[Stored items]
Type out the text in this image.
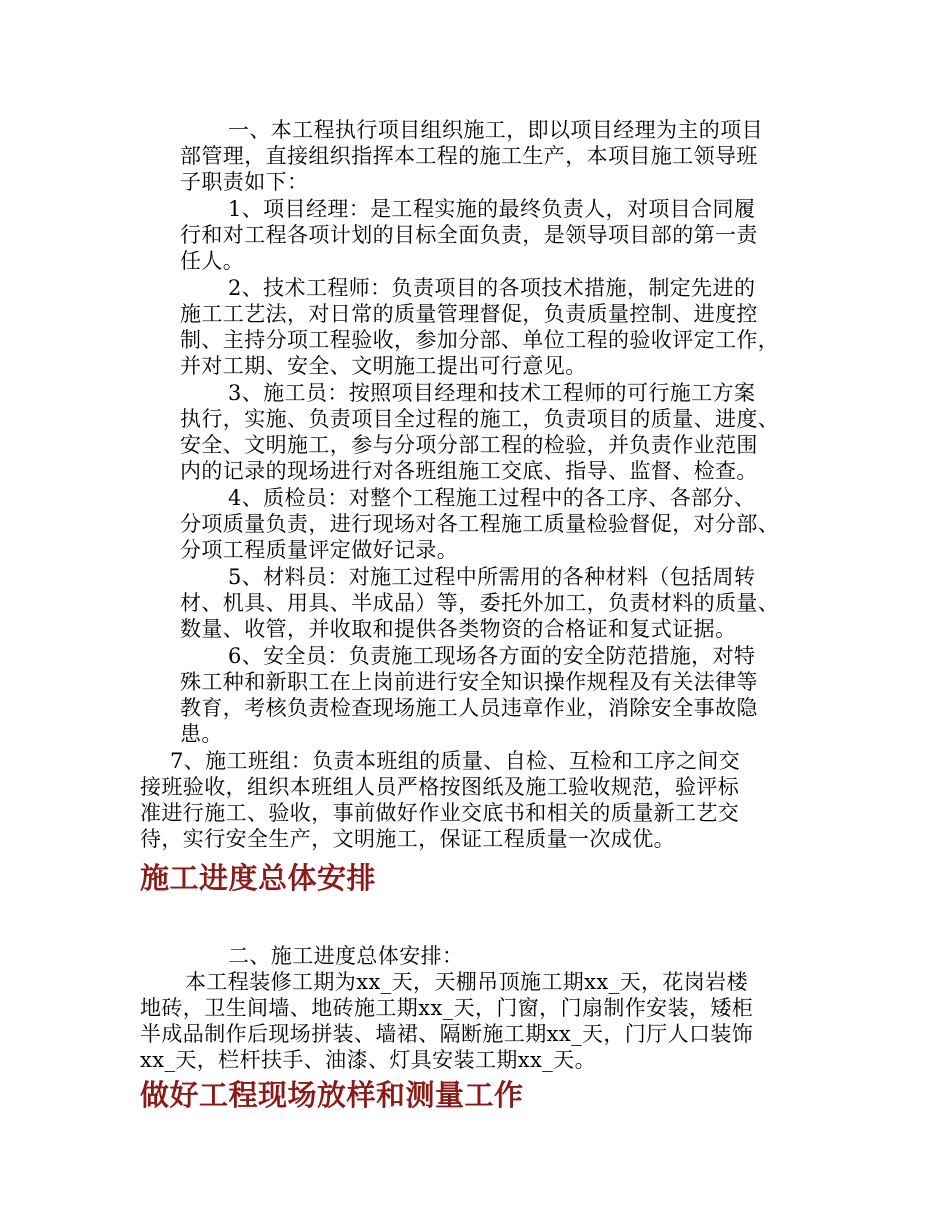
一、本工程执行项目组织施工，即以项目经理为主的项目
部管理，直接组织指挥本工程的施工生产，本项目施工领导班
子职责如下：
1、项目经理：是工程实施的最终负责人，对项目合同履
行和对工程各项计划的目标全面负责，是领导项目部的第一责
任人。
2、技术工程师：负责项目的各项技术措施，制定先进的
施工工艺法，对日常的质量管理督促，负责质量控制、进度控
制、主持分项工程验收，参加分部、单位工程的验收评定工作，
并对工期、安全、文明施工提出可行意见。
3、施工员：按照项目经理和技术工程师的可行施工方案
执行，实施、负责项目全过程的施工，负责项目的质量、进度、
安全、文明施工，参与分项分部工程的检验，并负责作业范围
内的记录的现场进行对各班组施工交底、指导、监督、检查。
4、质检员：对整个工程施工过程中的各工序、各部分、
分项质量负责，进行现场对各工程施工质量检验督促，对分部、
分项工程质量评定做好记录。
5、材料员：对施工过程中所需用的各种材料（包括周转
材、机具、用具、半成品）等，委托外加工，负责材料的质量、
数量、收管，并收取和提供各类物资的合格证和复式证据。
6、安全员：负责施工现场各方面的安全防范措施，对特
殊工种和新职工在上岗前进行安全知识操作规程及有关法律等
教育，考核负责检查现场施工人员违章作业，消除安全事故隐
患。
7、施工班组：负责本班组的质量、自检、互检和工序之间交
接班验收，组织本班组人员严格按图纸及施工验收规范，验评标
准进行施工、验收，事前做好作业交底书和相关的质量新工艺交
待，实行安全生产，文明施工，保证工程质量一次成优。
施工进度总体安排
二、施工进度总体安排：
本工程装修工期为xx_天，天棚吊顶施工期xx_天，花岗岩楼
地砖，卫生间墙、地砖施工期xx_天，门窗，门扇制作安装，矮柜
半成品制作后现场拼装、墙裙、隔断施工期xx_天，门厅人口装饰
xx_天，栏杆扶手、油漆、灯具安装工期xx_天。
做好工程现场放样和测量工作
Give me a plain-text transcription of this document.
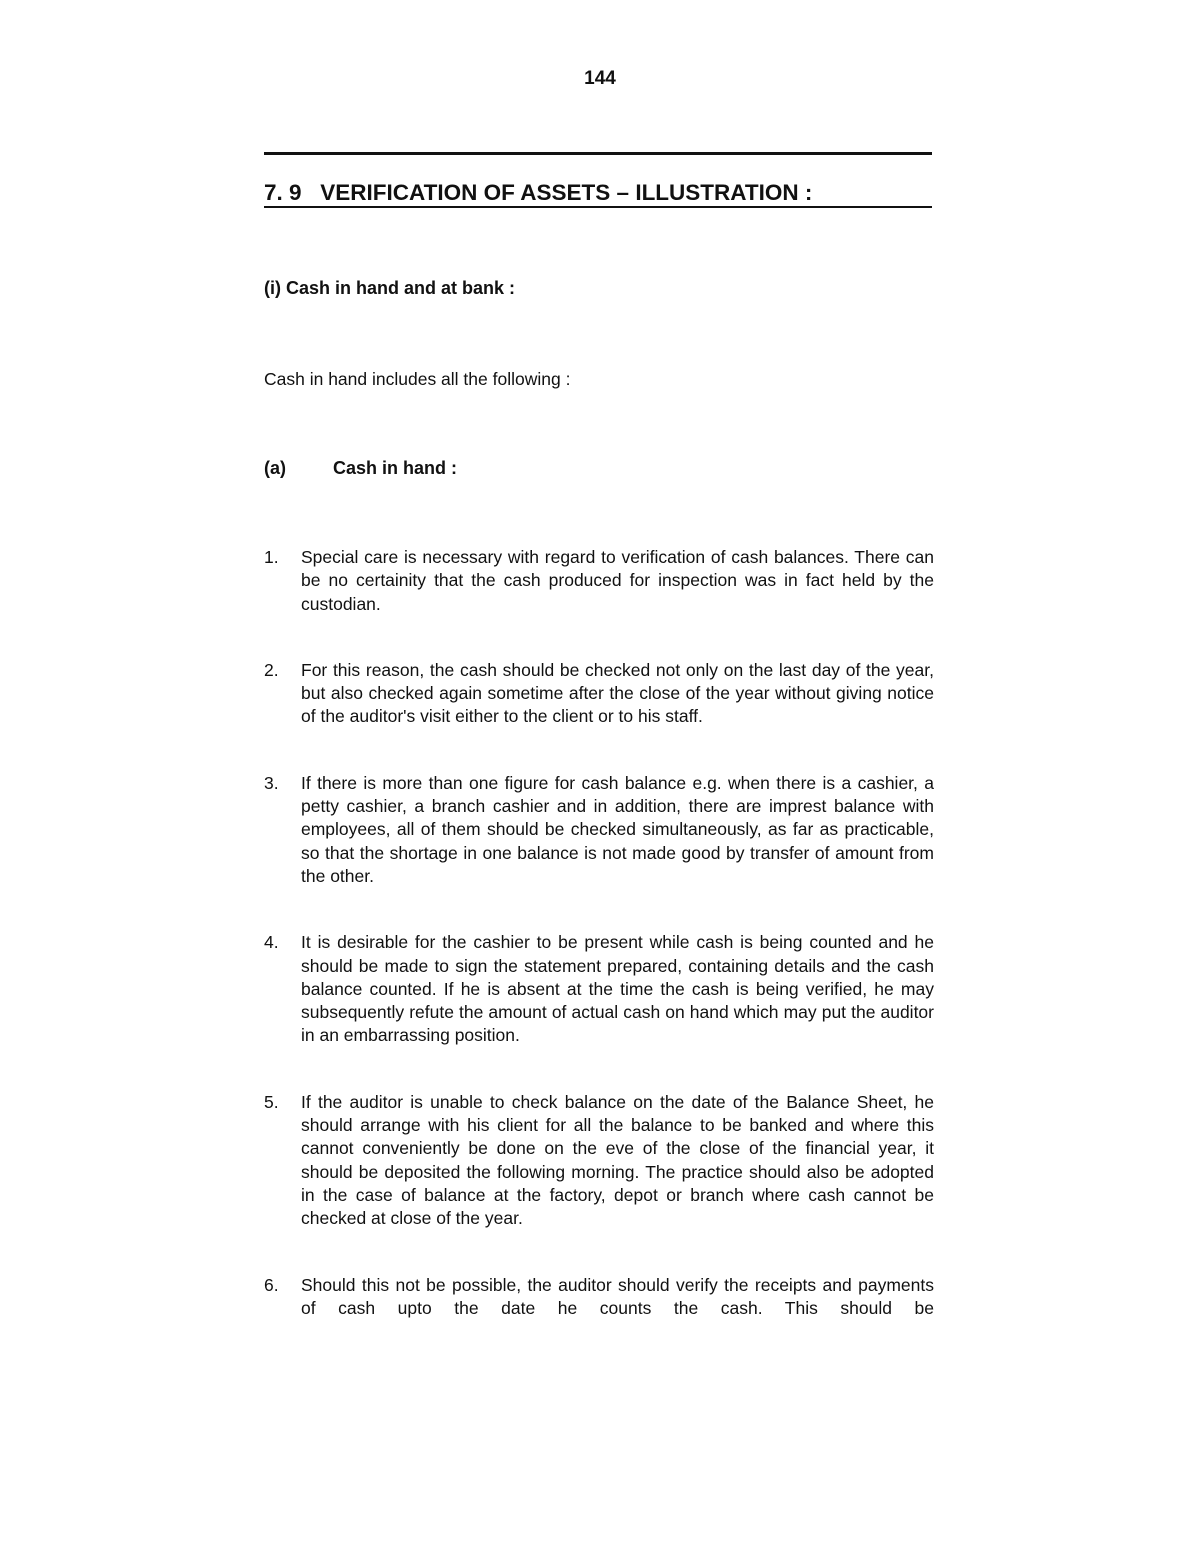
144
7. 9   VERIFICATION OF ASSETS – ILLUSTRATION :
(i) Cash in hand and at bank :
Cash in hand includes all the following :
(a)	Cash in hand :
1. Special care is necessary with regard to verification of cash balances. There can be no certainity that the cash produced for inspection was in fact held by the custodian.
2. For this reason, the cash should be checked not only on the last day of the year, but also checked again sometime after the close of the year without giving notice of the auditor's visit either to the client or to his staff.
3. If there is more than one figure for cash balance e.g. when there is a cashier, a petty cashier, a branch cashier and in addition, there are imprest balance with employees, all of them should be checked simultaneously, as far as practicable, so that the shortage in one balance is not made good by transfer of amount from the other.
4. It is desirable for the cashier to be present while cash is being counted and he should be made to sign the statement prepared, containing details and the cash balance counted. If he is absent at the time the cash is being verified, he may subsequently refute the amount of actual cash on hand which may put the auditor in an embarrassing position.
5. If the auditor is unable to check balance on the date of the Balance Sheet, he should arrange with his client for all the balance to be banked and where this cannot conveniently be done on the eve of the close of the financial year, it should be deposited the following morning. The practice should also be adopted in the case of balance at the factory, depot or branch where cash cannot be checked at close of the year.
6. Should this not be possible, the auditor should verify the receipts and payments of cash upto the date he counts the cash. This should be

▸ Challenge
Set down all the entries exactly as they appear, but skip any pictures.

▸ Finished task
Type out the text in this image.
一、本工程执行项目组织施工，即以项目经理为主的项目
部管理，直接组织指挥本工程的施工生产，本项目施工领导班
子职责如下：
1、项目经理：是工程实施的最终负责人，对项目合同履
行和对工程各项计划的目标全面负责，是领导项目部的第一责
任人。
2、技术工程师：负责项目的各项技术措施，制定先进的
施工工艺法，对日常的质量管理督促，负责质量控制、进度控
制、主持分项工程验收，参加分部、单位工程的验收评定工作，
并对工期、安全、文明施工提出可行意见。
3、施工员：按照项目经理和技术工程师的可行施工方案
执行，实施、负责项目全过程的施工，负责项目的质量、进度、
安全、文明施工，参与分项分部工程的检验，并负责作业范围
内的记录的现场进行对各班组施工交底、指导、监督、检查。
4、质检员：对整个工程施工过程中的各工序、各部分、
分项质量负责，进行现场对各工程施工质量检验督促，对分部、
分项工程质量评定做好记录。
5、材料员：对施工过程中所需用的各种材料（包括周转
材、机具、用具、半成品）等，委托外加工，负责材料的质量、
数量、收管，并收取和提供各类物资的合格证和复式证据。
6、安全员：负责施工现场各方面的安全防范措施，对特
殊工种和新职工在上岗前进行安全知识操作规程及有关法律等
教育，考核负责检查现场施工人员违章作业，消除安全事故隐
患。
7、施工班组：负责本班组的质量、自检、互检和工序之间交
接班验收，组织本班组人员严格按图纸及施工验收规范，验评标
准进行施工、验收，事前做好作业交底书和相关的质量新工艺交
待，实行安全生产，文明施工，保证工程质量一次成优。
施工进度总体安排
二、施工进度总体安排：
本工程装修工期为xx_天，天棚吊顶施工期xx_天，花岗岩楼
地砖，卫生间墙、地砖施工期xx_天，门窗，门扇制作安装，矮柜
半成品制作后现场拼装、墙裙、隔断施工期xx_天，门厅人口装饰
xx_天，栏杆扶手、油漆、灯具安装工期xx_天。
做好工程现场放样和测量工作
Give me a plain-text transcription of this document.
144
7. 9   VERIFICATION OF ASSETS – ILLUSTRATION :
(i) Cash in hand and at bank :
Cash in hand includes all the following :
(a)	Cash in hand :
1. Special care is necessary with regard to verification of cash balances. There can be no certainity that the cash produced for inspection was in fact held by the custodian.
2. For this reason, the cash should be checked not only on the last day of the year, but also checked again sometime after the close of the year without giving notice of the auditor's visit either to the client or to his staff.
3. If there is more than one figure for cash balance e.g. when there is a cashier, a petty cashier, a branch cashier and in addition, there are imprest balance with employees, all of them should be checked simultaneously, as far as practicable, so that the shortage in one balance is not made good by transfer of amount from the other.
4. It is desirable for the cashier to be present while cash is being counted and he should be made to sign the statement prepared, containing details and the cash balance counted. If he is absent at the time the cash is being verified, he may subsequently refute the amount of actual cash on hand which may put the auditor in an embarrassing position.
5. If the auditor is unable to check balance on the date of the Balance Sheet, he should arrange with his client for all the balance to be banked and where this cannot conveniently be done on the eve of the close of the financial year, it should be deposited the following morning. The practice should also be adopted in the case of balance at the factory, depot or branch where cash cannot be checked at close of the year.
6. Should this not be possible, the auditor should verify the receipts and payments of cash upto the date he counts the cash. This should be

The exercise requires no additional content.